Provided material:

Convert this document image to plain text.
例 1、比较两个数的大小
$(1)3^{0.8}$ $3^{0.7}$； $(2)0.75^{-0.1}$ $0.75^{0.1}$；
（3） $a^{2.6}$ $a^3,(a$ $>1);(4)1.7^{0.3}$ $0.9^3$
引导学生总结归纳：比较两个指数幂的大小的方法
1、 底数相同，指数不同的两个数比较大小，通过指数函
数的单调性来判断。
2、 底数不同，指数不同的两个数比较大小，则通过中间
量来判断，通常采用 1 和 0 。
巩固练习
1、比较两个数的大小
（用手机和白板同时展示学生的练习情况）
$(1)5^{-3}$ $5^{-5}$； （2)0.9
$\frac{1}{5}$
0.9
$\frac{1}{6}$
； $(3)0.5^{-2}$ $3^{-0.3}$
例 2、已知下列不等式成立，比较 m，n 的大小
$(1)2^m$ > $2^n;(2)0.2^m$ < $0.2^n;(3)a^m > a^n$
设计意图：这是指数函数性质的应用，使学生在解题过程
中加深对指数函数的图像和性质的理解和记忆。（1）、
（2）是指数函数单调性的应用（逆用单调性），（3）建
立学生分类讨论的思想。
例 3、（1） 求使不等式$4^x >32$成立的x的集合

Stated task: Your task is to extract all of the records exactly.

Answer below:
Convert this document image to plain text.
例 1、比较两个数的大小
$(1)3^{0.8}$ $3^{0.7}$； $(2)0.75^{-0.1}$ $0.75^{0.1}$；
（3） $a^{2.6}$ $a^3,(a$ $>1);(4)1.7^{0.3}$ $0.9^3$
引导学生总结归纳：比较两个指数幂的大小的方法
1、 底数相同，指数不同的两个数比较大小，通过指数函
数的单调性来判断。
2、 底数不同，指数不同的两个数比较大小，则通过中间
量来判断，通常采用 1 和 0 。
巩固练习
1、比较两个数的大小
（用手机和白板同时展示学生的练习情况）
$(1)5^{-3}$ $5^{-5}$； （2)0.9
$\frac{1}{5}$
0.9
$\frac{1}{6}$
； $(3)0.5^{-2}$ $3^{-0.3}$
例 2、已知下列不等式成立，比较 m，n 的大小
$(1)2^m$ > $2^n;(2)0.2^m$ < $0.2^n;(3)a^m > a^n$
设计意图：这是指数函数性质的应用，使学生在解题过程
中加深对指数函数的图像和性质的理解和记忆。（1）、
（2）是指数函数单调性的应用（逆用单调性），（3）建
立学生分类讨论的思想。
例 3、（1） 求使不等式$4^x >32$成立的x的集合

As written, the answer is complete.